▸ **Exercise aim**: List all lines of the data containing the word "JSON".

(Stored data entries)

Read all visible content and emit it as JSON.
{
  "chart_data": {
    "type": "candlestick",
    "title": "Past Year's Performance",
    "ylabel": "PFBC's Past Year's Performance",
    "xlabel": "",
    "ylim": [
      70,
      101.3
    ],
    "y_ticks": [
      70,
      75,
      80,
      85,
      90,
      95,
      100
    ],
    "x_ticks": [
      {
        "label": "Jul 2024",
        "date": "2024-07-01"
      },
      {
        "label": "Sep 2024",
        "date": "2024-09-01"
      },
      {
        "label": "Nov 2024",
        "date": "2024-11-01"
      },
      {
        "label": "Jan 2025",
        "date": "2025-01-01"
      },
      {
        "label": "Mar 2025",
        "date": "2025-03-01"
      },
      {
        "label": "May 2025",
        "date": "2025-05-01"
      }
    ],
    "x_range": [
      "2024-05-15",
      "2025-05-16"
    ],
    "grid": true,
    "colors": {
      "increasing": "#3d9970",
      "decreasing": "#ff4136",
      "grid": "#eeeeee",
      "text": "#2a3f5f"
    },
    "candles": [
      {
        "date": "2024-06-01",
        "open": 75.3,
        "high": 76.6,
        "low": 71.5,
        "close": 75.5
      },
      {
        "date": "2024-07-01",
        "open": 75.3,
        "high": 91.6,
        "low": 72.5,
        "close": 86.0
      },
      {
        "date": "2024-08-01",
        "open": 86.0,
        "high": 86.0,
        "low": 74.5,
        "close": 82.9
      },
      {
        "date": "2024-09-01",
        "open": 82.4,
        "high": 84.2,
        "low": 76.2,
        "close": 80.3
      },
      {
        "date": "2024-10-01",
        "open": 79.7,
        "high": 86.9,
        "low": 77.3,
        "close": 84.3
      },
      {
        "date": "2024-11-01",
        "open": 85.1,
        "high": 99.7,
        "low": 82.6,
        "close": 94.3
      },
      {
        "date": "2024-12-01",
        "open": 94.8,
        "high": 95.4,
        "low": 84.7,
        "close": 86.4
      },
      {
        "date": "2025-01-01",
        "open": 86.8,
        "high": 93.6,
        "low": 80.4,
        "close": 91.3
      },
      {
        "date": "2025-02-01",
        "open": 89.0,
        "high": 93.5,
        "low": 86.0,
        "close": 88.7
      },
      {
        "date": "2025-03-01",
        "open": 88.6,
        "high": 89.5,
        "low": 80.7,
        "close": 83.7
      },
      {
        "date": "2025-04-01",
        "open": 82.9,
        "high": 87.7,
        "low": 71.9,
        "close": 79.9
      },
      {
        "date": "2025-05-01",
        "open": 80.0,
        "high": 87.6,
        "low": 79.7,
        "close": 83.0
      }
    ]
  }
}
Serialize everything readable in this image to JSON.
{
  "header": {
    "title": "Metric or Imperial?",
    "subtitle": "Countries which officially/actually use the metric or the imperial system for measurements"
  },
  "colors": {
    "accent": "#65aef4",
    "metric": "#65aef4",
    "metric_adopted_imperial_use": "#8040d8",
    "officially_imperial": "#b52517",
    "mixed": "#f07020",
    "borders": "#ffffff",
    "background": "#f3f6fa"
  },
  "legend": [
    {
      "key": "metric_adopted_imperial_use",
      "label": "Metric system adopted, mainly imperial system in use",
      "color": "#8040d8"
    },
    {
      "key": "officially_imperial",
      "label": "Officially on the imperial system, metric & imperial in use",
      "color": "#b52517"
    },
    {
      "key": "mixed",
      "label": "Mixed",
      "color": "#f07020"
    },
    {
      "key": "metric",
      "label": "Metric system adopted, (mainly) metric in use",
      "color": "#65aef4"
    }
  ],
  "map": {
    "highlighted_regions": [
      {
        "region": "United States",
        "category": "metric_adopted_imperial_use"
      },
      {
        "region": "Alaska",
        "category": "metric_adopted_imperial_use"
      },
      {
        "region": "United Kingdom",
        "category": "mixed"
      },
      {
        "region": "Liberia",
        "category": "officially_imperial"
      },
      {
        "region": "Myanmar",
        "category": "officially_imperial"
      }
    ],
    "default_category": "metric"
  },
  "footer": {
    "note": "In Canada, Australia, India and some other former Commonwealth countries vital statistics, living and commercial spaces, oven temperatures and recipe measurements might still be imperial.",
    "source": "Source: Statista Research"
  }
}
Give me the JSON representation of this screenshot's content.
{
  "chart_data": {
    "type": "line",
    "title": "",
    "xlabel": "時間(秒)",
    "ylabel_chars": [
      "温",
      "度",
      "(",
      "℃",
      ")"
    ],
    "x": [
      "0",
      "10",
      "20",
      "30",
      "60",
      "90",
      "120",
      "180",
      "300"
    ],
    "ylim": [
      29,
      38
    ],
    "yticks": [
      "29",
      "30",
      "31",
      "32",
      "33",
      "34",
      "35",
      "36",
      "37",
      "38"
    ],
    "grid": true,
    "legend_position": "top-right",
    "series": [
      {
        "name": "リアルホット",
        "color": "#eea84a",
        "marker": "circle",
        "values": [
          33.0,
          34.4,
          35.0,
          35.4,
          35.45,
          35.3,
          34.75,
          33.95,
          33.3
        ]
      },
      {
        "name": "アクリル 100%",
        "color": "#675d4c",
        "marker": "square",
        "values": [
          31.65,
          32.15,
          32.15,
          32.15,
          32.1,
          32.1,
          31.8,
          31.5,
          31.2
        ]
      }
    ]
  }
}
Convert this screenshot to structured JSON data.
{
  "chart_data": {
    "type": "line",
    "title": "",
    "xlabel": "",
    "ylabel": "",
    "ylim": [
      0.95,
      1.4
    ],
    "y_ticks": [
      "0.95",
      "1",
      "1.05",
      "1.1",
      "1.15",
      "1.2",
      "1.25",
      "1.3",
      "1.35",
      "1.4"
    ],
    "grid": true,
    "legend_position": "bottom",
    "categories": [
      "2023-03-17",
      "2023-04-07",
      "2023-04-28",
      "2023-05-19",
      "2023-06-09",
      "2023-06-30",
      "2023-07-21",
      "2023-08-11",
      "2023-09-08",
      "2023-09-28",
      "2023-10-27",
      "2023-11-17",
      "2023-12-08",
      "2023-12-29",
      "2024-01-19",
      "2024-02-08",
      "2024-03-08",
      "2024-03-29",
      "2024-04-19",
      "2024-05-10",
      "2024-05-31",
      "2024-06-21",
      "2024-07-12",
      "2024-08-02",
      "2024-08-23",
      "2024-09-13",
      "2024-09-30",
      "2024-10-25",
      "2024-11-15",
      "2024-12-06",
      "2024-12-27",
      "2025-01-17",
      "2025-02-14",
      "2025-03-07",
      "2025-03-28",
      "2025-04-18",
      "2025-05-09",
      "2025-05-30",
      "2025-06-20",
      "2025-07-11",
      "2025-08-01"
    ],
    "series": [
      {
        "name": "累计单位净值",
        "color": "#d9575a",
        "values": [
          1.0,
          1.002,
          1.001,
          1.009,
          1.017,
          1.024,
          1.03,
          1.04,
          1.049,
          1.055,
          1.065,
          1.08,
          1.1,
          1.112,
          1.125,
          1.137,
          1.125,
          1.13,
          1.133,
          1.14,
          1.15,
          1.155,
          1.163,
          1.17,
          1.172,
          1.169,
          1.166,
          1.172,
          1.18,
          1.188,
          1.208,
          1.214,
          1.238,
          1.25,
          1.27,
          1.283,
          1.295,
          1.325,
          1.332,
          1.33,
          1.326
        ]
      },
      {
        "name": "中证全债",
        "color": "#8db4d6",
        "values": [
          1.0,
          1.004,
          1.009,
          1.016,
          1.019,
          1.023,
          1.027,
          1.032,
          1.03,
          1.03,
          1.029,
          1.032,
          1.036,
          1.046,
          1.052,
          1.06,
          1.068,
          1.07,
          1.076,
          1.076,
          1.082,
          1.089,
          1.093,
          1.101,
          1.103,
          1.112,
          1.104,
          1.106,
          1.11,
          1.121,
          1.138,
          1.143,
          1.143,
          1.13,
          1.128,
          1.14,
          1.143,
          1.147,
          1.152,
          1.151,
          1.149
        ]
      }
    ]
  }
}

▸ **The completed task**:
Read all visible content and emit it as JSON.
Serialize everything readable in this image to JSON.
Give me the JSON representation of this screenshot's content.
Convert this screenshot to structured JSON data.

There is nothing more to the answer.